(EXERCISE DESCRIPTION)
Transcribe every line, keeping it exact.

[Figure record extracts]
##########
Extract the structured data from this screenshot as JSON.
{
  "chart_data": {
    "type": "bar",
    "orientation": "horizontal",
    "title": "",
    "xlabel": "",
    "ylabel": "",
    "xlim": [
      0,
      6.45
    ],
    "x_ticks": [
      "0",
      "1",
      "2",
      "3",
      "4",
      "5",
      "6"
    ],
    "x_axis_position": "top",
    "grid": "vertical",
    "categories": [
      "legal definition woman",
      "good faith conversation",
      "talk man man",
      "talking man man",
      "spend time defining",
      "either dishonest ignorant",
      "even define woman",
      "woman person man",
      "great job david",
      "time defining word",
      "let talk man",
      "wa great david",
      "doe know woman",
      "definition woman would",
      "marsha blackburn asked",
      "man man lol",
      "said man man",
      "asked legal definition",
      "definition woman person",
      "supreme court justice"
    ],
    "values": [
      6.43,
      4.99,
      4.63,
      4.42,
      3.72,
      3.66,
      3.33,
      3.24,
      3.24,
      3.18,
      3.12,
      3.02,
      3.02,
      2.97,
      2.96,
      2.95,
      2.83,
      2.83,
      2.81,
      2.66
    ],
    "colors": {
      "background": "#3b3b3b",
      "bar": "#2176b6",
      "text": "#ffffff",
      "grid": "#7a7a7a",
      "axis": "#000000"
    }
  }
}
##########
(RESULT OF THE TASK)
Extract the structured data from this screenshot as JSON.
{
  "chart_data": {
    "type": "bar",
    "orientation": "horizontal",
    "title": "",
    "xlabel": "",
    "ylabel": "",
    "xlim": [
      0,
      6.45
    ],
    "x_ticks": [
      "0",
      "1",
      "2",
      "3",
      "4",
      "5",
      "6"
    ],
    "x_axis_position": "top",
    "grid": "vertical",
    "categories": [
      "legal definition woman",
      "good faith conversation",
      "talk man man",
      "talking man man",
      "spend time defining",
      "either dishonest ignorant",
      "even define woman",
      "woman person man",
      "great job david",
      "time defining word",
      "let talk man",
      "wa great david",
      "doe know woman",
      "definition woman would",
      "marsha blackburn asked",
      "man man lol",
      "said man man",
      "asked legal definition",
      "definition woman person",
      "supreme court justice"
    ],
    "values": [
      6.43,
      4.99,
      4.63,
      4.42,
      3.72,
      3.66,
      3.33,
      3.24,
      3.24,
      3.18,
      3.12,
      3.02,
      3.02,
      2.97,
      2.96,
      2.95,
      2.83,
      2.83,
      2.81,
      2.66
    ],
    "colors": {
      "background": "#3b3b3b",
      "bar": "#2176b6",
      "text": "#ffffff",
      "grid": "#7a7a7a",
      "axis": "#000000"
    }
  }
}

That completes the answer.